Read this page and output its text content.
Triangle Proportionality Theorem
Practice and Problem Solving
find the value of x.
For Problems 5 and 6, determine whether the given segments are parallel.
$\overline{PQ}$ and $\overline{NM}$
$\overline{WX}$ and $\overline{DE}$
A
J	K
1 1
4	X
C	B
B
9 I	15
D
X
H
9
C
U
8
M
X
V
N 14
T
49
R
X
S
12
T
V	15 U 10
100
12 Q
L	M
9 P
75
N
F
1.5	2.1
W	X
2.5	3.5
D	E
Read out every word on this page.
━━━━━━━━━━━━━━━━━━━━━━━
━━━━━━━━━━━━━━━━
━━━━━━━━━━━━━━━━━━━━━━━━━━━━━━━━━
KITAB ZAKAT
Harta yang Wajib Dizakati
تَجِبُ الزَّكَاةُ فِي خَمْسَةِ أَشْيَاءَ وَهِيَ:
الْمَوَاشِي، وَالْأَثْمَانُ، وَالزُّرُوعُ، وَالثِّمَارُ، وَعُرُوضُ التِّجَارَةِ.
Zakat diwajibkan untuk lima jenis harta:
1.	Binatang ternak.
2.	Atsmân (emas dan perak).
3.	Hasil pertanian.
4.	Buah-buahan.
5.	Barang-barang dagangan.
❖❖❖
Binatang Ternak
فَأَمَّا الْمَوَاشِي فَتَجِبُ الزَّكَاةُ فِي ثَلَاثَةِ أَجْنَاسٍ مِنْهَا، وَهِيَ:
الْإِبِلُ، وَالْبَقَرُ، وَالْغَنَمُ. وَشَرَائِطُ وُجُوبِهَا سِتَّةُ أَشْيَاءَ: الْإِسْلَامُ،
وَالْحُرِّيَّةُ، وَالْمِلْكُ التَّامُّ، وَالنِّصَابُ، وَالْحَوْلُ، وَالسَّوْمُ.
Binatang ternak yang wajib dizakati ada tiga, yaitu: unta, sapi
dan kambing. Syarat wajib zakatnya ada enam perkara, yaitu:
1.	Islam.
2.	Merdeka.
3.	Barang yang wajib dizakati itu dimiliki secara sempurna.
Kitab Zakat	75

Set exercise -> Look through the material above. Copy each line where the word "Read" appears.

Answer for this exercise ->
Read this page and output its text content.
Read out every word on this page.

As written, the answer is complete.